--- BEGIN Dataset rows ---

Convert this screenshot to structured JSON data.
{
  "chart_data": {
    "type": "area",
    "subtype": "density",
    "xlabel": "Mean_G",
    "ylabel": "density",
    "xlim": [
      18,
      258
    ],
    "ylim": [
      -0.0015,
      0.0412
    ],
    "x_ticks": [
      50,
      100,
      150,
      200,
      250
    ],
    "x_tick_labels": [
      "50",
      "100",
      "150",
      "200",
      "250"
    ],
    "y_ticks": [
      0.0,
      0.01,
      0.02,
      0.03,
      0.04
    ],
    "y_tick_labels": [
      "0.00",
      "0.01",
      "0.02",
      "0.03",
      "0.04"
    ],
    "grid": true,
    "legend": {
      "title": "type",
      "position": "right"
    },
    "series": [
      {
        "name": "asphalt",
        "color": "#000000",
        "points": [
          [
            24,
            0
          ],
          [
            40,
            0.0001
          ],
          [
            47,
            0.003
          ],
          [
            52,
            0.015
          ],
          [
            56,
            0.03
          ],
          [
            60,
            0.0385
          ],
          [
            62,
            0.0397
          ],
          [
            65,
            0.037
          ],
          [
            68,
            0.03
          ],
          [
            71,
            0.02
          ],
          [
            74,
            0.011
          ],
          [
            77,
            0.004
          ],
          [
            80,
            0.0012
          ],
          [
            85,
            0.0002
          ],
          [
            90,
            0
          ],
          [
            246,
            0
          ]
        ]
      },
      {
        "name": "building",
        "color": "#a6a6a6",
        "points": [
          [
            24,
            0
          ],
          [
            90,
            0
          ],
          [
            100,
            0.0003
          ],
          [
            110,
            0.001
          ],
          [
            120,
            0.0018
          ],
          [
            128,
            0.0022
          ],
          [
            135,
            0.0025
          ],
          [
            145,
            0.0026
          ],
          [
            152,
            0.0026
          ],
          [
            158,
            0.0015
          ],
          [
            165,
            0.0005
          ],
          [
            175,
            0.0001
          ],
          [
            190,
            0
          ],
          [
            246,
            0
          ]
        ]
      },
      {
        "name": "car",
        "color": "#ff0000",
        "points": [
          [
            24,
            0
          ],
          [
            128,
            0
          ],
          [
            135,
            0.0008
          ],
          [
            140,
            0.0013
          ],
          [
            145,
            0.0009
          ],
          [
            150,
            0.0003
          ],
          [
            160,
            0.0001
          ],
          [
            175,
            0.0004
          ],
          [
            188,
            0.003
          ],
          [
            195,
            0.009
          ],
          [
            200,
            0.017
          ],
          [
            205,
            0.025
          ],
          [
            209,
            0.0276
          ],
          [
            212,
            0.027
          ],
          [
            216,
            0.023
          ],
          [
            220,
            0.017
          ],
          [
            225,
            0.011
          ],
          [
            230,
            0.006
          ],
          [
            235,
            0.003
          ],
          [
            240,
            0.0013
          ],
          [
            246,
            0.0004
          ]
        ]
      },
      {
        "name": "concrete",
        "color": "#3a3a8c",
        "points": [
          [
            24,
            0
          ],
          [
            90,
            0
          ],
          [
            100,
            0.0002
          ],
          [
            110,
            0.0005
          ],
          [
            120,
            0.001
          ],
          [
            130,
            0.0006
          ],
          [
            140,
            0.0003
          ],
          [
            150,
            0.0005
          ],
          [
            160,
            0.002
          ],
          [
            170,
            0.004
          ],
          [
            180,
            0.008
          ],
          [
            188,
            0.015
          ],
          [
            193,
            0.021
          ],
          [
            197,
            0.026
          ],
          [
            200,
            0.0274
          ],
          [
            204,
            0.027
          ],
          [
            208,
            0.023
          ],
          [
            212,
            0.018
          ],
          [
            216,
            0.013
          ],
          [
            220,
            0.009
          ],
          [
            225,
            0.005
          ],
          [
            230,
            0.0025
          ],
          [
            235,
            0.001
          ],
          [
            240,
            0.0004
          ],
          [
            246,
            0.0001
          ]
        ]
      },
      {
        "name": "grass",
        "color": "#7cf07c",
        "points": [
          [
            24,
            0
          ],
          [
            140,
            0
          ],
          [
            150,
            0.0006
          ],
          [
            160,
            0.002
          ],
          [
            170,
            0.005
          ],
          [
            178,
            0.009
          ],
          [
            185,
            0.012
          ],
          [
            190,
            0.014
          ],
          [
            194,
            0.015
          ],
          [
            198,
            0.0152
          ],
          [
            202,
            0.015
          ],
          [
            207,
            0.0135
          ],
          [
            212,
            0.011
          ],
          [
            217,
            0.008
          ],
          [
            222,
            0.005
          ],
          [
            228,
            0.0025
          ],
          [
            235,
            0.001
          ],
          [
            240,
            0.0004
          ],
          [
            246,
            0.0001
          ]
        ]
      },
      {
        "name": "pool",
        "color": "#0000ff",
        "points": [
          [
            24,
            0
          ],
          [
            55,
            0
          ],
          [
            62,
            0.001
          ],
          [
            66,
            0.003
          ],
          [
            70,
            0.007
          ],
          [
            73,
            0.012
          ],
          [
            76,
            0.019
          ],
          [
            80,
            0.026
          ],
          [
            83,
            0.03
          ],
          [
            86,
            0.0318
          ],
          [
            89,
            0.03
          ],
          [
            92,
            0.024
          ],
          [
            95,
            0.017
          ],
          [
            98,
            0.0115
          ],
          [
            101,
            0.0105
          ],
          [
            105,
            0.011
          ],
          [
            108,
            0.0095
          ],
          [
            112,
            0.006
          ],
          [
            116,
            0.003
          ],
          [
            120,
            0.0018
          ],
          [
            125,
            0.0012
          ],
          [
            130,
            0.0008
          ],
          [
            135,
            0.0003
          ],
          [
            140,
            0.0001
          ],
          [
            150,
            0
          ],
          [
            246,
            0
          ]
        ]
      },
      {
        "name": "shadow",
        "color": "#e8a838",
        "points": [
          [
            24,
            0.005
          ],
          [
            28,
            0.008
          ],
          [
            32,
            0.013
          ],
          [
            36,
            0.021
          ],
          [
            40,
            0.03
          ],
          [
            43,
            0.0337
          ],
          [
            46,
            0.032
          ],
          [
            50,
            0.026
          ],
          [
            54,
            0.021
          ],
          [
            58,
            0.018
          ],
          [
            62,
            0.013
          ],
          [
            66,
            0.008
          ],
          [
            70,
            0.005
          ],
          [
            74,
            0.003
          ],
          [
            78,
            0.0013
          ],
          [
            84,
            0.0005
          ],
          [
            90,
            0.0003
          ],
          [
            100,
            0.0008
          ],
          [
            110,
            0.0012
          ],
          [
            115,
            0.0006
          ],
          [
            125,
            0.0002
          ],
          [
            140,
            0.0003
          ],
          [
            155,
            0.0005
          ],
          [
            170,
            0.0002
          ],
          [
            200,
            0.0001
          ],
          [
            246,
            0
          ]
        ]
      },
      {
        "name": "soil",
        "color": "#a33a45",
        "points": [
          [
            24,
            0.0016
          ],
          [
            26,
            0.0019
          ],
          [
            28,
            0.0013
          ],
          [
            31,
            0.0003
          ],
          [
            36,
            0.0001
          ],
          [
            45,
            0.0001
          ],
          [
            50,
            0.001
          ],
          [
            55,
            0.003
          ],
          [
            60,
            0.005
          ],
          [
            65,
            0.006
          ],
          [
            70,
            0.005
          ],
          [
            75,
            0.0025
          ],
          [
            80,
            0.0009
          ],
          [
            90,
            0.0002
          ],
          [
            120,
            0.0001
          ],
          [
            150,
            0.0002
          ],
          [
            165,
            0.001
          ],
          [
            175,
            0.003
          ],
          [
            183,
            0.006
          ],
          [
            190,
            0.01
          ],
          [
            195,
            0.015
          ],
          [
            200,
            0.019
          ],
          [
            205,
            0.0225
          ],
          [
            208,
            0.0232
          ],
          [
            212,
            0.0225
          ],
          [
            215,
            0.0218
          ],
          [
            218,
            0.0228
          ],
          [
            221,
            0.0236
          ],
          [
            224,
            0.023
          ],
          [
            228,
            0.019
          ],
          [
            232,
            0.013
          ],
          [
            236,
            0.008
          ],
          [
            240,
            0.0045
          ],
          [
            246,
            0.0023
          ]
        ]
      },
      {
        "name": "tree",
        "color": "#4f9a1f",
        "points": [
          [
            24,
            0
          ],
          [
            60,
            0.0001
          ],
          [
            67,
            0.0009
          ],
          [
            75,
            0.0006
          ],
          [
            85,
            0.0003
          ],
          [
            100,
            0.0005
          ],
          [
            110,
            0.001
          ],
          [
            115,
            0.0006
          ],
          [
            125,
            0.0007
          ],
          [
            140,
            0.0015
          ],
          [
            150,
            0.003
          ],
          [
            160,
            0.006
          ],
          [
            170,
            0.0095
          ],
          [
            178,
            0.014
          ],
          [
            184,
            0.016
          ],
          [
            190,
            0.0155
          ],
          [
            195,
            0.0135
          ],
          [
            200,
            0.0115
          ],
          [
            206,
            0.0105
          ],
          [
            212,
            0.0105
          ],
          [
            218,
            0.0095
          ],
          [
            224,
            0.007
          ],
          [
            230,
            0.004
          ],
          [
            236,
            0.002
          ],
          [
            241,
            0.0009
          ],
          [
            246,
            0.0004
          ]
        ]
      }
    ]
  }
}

--- END Dataset rows ---

Exercise directions: Exactly how many lines of the listing above contain the string "color"? Give no more than the number.

Reply: 9